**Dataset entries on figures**
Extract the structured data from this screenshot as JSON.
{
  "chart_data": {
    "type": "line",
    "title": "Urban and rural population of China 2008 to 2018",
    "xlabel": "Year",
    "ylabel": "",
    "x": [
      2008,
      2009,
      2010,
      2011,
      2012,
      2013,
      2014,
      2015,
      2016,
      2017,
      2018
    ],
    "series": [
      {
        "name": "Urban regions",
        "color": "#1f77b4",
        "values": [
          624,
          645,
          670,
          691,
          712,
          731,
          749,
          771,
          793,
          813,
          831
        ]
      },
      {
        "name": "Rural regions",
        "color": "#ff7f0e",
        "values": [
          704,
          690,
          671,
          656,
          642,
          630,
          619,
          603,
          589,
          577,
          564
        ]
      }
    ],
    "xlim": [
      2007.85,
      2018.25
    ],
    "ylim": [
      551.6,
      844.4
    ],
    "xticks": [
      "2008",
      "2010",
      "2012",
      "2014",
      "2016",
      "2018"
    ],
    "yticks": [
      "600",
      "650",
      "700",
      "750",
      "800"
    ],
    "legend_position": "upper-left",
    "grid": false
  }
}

**Instructions to follow**
Output the data above exactly, please, line for line.

**Reply to the exercise**
Extract the structured data from this screenshot as JSON.
{
  "chart_data": {
    "type": "line",
    "title": "Urban and rural population of China 2008 to 2018",
    "xlabel": "Year",
    "ylabel": "",
    "x": [
      2008,
      2009,
      2010,
      2011,
      2012,
      2013,
      2014,
      2015,
      2016,
      2017,
      2018
    ],
    "series": [
      {
        "name": "Urban regions",
        "color": "#1f77b4",
        "values": [
          624,
          645,
          670,
          691,
          712,
          731,
          749,
          771,
          793,
          813,
          831
        ]
      },
      {
        "name": "Rural regions",
        "color": "#ff7f0e",
        "values": [
          704,
          690,
          671,
          656,
          642,
          630,
          619,
          603,
          589,
          577,
          564
        ]
      }
    ],
    "xlim": [
      2007.85,
      2018.25
    ],
    "ylim": [
      551.6,
      844.4
    ],
    "xticks": [
      "2008",
      "2010",
      "2012",
      "2014",
      "2016",
      "2018"
    ],
    "yticks": [
      "600",
      "650",
      "700",
      "750",
      "800"
    ],
    "legend_position": "upper-left",
    "grid": false
  }
}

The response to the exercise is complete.